Dataset content

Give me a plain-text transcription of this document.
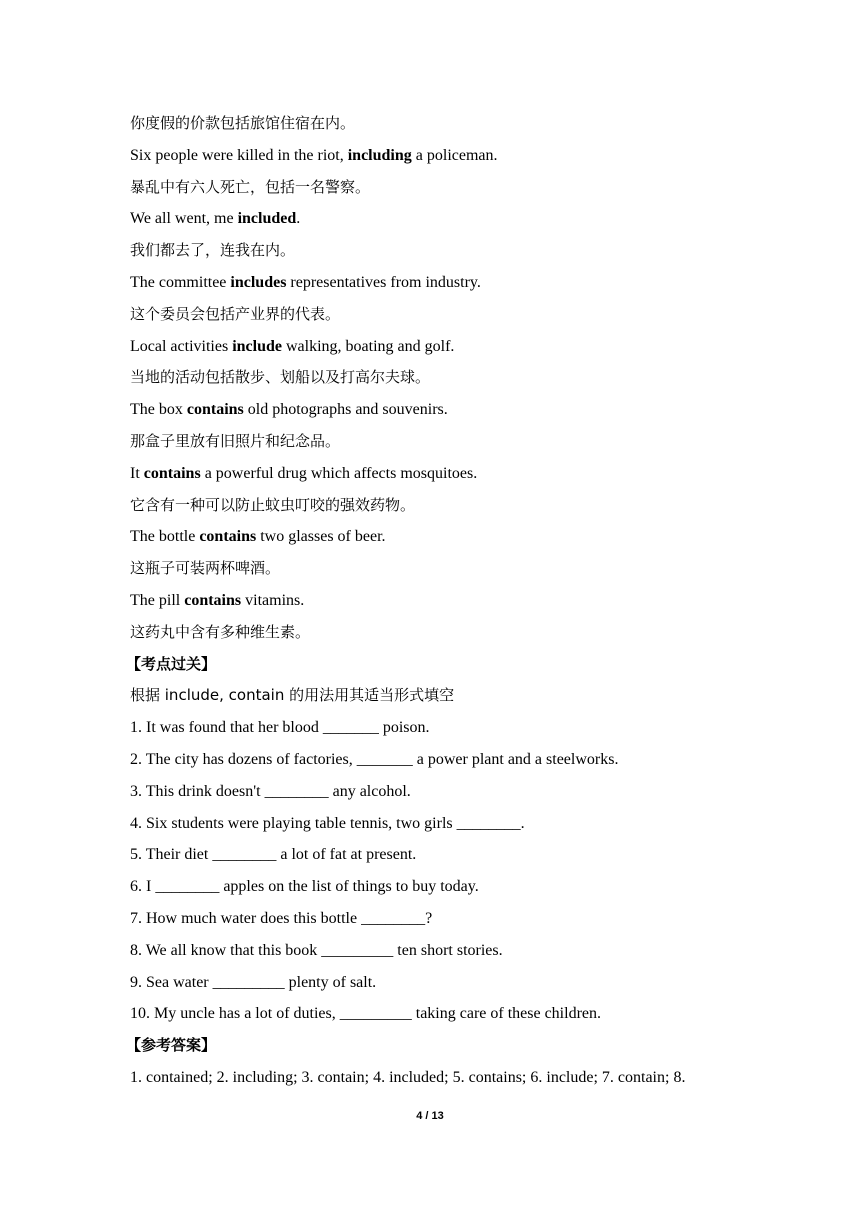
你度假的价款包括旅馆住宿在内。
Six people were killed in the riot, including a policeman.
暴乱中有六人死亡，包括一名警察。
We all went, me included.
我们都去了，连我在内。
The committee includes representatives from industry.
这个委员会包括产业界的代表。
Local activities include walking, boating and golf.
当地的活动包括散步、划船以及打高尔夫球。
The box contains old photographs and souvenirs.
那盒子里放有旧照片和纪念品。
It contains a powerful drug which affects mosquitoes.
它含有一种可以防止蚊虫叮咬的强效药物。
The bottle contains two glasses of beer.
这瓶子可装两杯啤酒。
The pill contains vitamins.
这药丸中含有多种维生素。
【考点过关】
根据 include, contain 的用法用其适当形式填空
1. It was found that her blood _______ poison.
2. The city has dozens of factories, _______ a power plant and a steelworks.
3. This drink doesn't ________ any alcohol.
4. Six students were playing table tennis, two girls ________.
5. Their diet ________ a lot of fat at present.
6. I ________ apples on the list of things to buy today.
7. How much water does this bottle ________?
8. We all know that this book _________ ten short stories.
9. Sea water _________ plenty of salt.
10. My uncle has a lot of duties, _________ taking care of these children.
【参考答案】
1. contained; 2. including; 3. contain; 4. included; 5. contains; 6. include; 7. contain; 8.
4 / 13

Task requirements
Which lines in the records above contain the string "contains"? Copy each one.

Final answer
The box contains old photographs and souvenirs.
It contains a powerful drug which affects mosquitoes.
The bottle contains two glasses of beer.
The pill contains vitamins.
1. contained; 2. including; 3. contain; 4. included; 5. contains; 6. include; 7. contain; 8.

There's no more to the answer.